-- BEGIN --

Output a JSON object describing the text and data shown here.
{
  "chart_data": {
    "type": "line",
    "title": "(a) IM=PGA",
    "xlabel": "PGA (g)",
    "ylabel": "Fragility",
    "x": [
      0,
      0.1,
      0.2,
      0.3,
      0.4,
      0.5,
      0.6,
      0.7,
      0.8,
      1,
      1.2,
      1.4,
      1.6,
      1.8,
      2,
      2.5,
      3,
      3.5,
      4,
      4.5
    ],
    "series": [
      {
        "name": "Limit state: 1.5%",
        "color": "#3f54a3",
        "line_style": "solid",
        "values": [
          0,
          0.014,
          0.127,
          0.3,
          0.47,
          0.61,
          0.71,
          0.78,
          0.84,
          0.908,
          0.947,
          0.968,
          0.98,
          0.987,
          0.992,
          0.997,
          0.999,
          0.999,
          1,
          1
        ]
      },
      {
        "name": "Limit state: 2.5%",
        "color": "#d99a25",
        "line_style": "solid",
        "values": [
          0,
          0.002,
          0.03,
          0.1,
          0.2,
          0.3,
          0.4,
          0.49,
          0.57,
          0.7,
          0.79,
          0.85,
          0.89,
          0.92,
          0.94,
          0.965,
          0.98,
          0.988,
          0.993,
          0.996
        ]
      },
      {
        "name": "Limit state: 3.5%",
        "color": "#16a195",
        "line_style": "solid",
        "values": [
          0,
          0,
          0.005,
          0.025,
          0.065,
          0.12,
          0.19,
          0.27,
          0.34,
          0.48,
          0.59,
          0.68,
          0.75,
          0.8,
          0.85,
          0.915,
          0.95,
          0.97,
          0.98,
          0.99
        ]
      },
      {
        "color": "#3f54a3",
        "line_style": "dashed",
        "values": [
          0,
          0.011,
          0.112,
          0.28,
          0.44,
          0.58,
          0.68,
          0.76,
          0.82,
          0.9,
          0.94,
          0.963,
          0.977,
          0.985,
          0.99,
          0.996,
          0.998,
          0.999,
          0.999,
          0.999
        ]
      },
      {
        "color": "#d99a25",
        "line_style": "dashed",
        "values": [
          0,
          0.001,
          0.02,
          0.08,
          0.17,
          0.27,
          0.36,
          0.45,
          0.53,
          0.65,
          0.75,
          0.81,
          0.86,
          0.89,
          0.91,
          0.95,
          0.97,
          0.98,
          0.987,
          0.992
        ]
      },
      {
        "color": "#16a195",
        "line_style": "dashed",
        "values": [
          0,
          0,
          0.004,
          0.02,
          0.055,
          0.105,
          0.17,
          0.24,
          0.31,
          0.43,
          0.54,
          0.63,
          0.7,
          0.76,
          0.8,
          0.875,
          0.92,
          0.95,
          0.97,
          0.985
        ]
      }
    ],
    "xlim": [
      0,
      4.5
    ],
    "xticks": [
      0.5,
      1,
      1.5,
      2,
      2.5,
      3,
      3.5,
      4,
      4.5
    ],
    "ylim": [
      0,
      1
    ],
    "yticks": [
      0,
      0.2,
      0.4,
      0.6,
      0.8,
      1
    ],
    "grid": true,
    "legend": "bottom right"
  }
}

-- END --

Search the material above for "Limit". Pull out each line where it shows up.

◆ RESULT BELOW ◆
        "name": "Limit state: 1.5%",
        "name": "Limit state: 2.5%",
        "name": "Limit state: 3.5%",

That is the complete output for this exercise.